• **Exercise task**:
Write out each line word for word. Drop pictures.

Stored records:
_ _ _
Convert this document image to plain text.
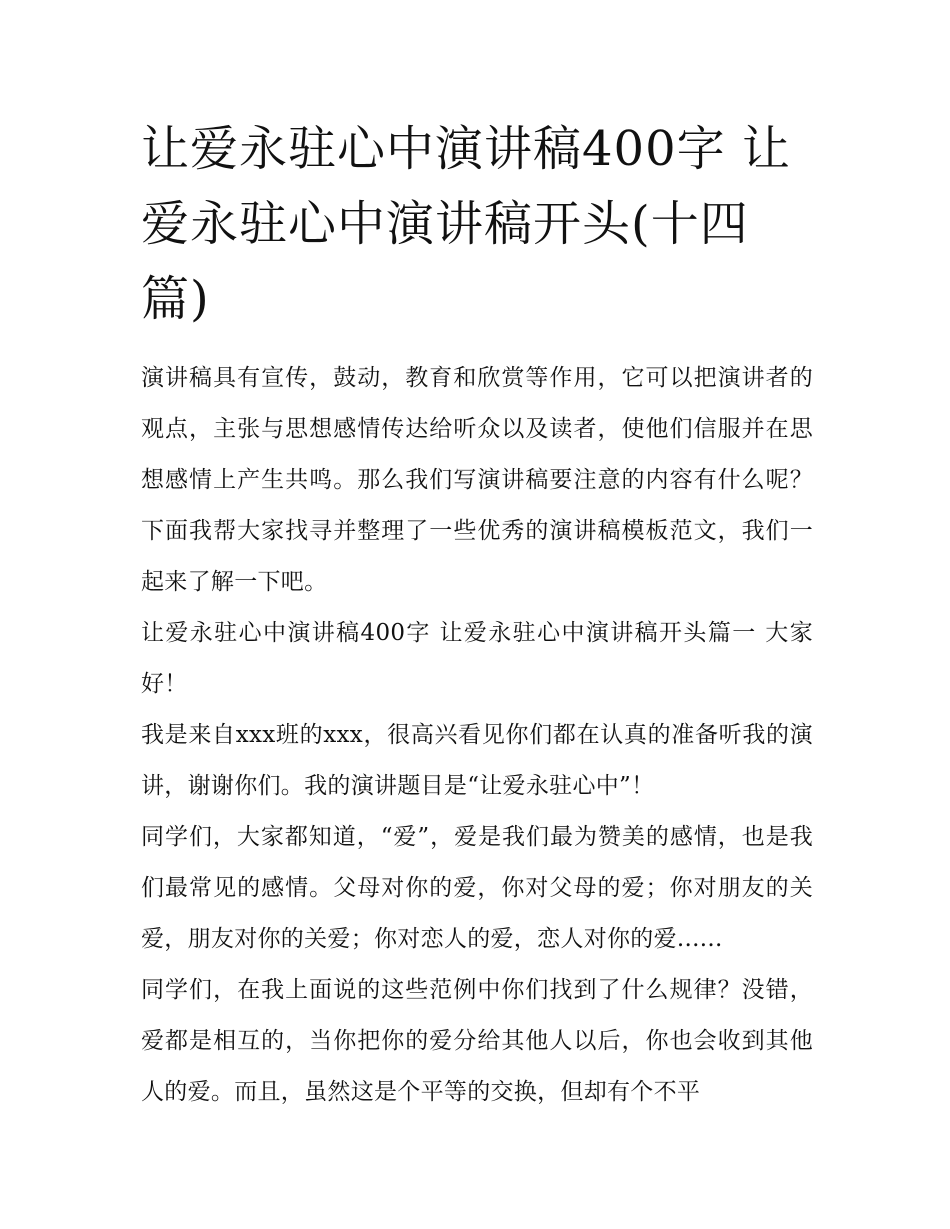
让爱永驻心中演讲稿400字 让爱永驻心中演讲稿开头(十四篇)

演讲稿具有宣传，鼓动，教育和欣赏等作用，它可以把演讲者的观点，主张与思想感情传达给听众以及读者，使他们信服并在思想感情上产生共鸣。那么我们写演讲稿要注意的内容有什么呢？下面我帮大家找寻并整理了一些优秀的演讲稿模板范文，我们一起来了解一下吧。

让爱永驻心中演讲稿400字 让爱永驻心中演讲稿开头篇一 大家好！

我是来自xxx班的xxx，很高兴看见你们都在认真的准备听我的演讲，谢谢你们。我的演讲题目是“让爱永驻心中”！

同学们，大家都知道，“爱”，爱是我们最为赞美的感情，也是我们最常见的感情。父母对你的爱，你对父母的爱；你对朋友的关爱，朋友对你的关爱；你对恋人的爱，恋人对你的爱......

同学们，在我上面说的这些范例中你们找到了什么规律？没错，爱都是相互的，当你把你的爱分给其他人以后，你也会收到其他人的爱。而且，虽然这是个平等的交换，但却有个不平
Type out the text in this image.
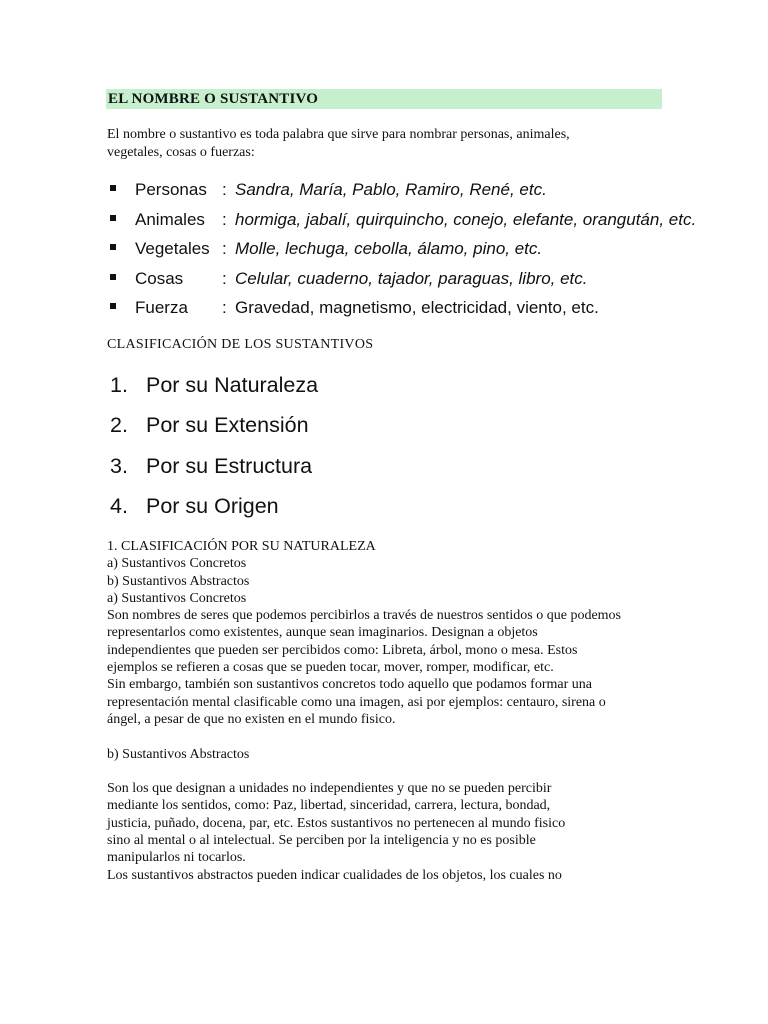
EL NOMBRE O SUSTANTIVO
El nombre o sustantivo es toda palabra que sirve para nombrar personas, animales,
vegetales, cosas o fuerzas:
Personas : Sandra, María, Pablo, Ramiro, René, etc.
Animales : hormiga, jabalí, quirquincho, conejo, elefante, orangután, etc.
Vegetales : Molle, lechuga, cebolla, álamo, pino, etc.
Cosas : Celular, cuaderno, tajador, paraguas, libro, etc.
Fuerza : Gravedad, magnetismo, electricidad, viento, etc.
CLASIFICACIÓN DE LOS SUSTANTIVOS
1. Por su Naturaleza
2. Por su Extensión
3. Por su Estructura
4. Por su Origen
1. CLASIFICACIÓN POR SU NATURALEZA
a) Sustantivos Concretos
b) Sustantivos Abstractos
a) Sustantivos Concretos
Son nombres de seres que podemos percibirlos a través de nuestros sentidos o que podemos
representarlos como existentes, aunque sean imaginarios. Designan a objetos
independientes que pueden ser percibidos como: Libreta, árbol, mono o mesa. Estos
ejemplos se refieren a cosas que se pueden tocar, mover, romper, modificar, etc.
Sin embargo, también son sustantivos concretos todo aquello que podamos formar una
representación mental clasificable como una imagen, asi por ejemplos: centauro, sirena o
ángel, a pesar de que no existen en el mundo fisico.
b) Sustantivos Abstractos
Son los que designan a unidades no independientes y que no se pueden percibir
mediante los sentidos, como: Paz, libertad, sinceridad, carrera, lectura, bondad,
justicia, puñado, docena, par, etc. Estos sustantivos no pertenecen al mundo fisico
sino al mental o al intelectual. Se perciben por la inteligencia y no es posible
manipularlos ni tocarlos.
Los sustantivos abstractos pueden indicar cualidades de los objetos, los cuales no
_ _ _
• **Exercise solution**:
Convert this document image to plain text.
让爱永驻心中演讲稿400字 让爱永驻心中演讲稿开头(十四篇)

演讲稿具有宣传，鼓动，教育和欣赏等作用，它可以把演讲者的观点，主张与思想感情传达给听众以及读者，使他们信服并在思想感情上产生共鸣。那么我们写演讲稿要注意的内容有什么呢？下面我帮大家找寻并整理了一些优秀的演讲稿模板范文，我们一起来了解一下吧。

让爱永驻心中演讲稿400字 让爱永驻心中演讲稿开头篇一 大家好！

我是来自xxx班的xxx，很高兴看见你们都在认真的准备听我的演讲，谢谢你们。我的演讲题目是“让爱永驻心中”！

同学们，大家都知道，“爱”，爱是我们最为赞美的感情，也是我们最常见的感情。父母对你的爱，你对父母的爱；你对朋友的关爱，朋友对你的关爱；你对恋人的爱，恋人对你的爱......

同学们，在我上面说的这些范例中你们找到了什么规律？没错，爱都是相互的，当你把你的爱分给其他人以后，你也会收到其他人的爱。而且，虽然这是个平等的交换，但却有个不平
Type out the text in this image.
EL NOMBRE O SUSTANTIVO
El nombre o sustantivo es toda palabra que sirve para nombrar personas, animales,
vegetales, cosas o fuerzas:
Personas : Sandra, María, Pablo, Ramiro, René, etc.
Animales : hormiga, jabalí, quirquincho, conejo, elefante, orangután, etc.
Vegetales : Molle, lechuga, cebolla, álamo, pino, etc.
Cosas : Celular, cuaderno, tajador, paraguas, libro, etc.
Fuerza : Gravedad, magnetismo, electricidad, viento, etc.
CLASIFICACIÓN DE LOS SUSTANTIVOS
1. Por su Naturaleza
2. Por su Extensión
3. Por su Estructura
4. Por su Origen
1. CLASIFICACIÓN POR SU NATURALEZA
a) Sustantivos Concretos
b) Sustantivos Abstractos
a) Sustantivos Concretos
Son nombres de seres que podemos percibirlos a través de nuestros sentidos o que podemos
representarlos como existentes, aunque sean imaginarios. Designan a objetos
independientes que pueden ser percibidos como: Libreta, árbol, mono o mesa. Estos
ejemplos se refieren a cosas que se pueden tocar, mover, romper, modificar, etc.
Sin embargo, también son sustantivos concretos todo aquello que podamos formar una
representación mental clasificable como una imagen, asi por ejemplos: centauro, sirena o
ángel, a pesar de que no existen en el mundo fisico.
b) Sustantivos Abstractos
Son los que designan a unidades no independientes y que no se pueden percibir
mediante los sentidos, como: Paz, libertad, sinceridad, carrera, lectura, bondad,
justicia, puñado, docena, par, etc. Estos sustantivos no pertenecen al mundo fisico
sino al mental o al intelectual. Se perciben por la inteligencia y no es posible
manipularlos ni tocarlos.
Los sustantivos abstractos pueden indicar cualidades de los objetos, los cuales no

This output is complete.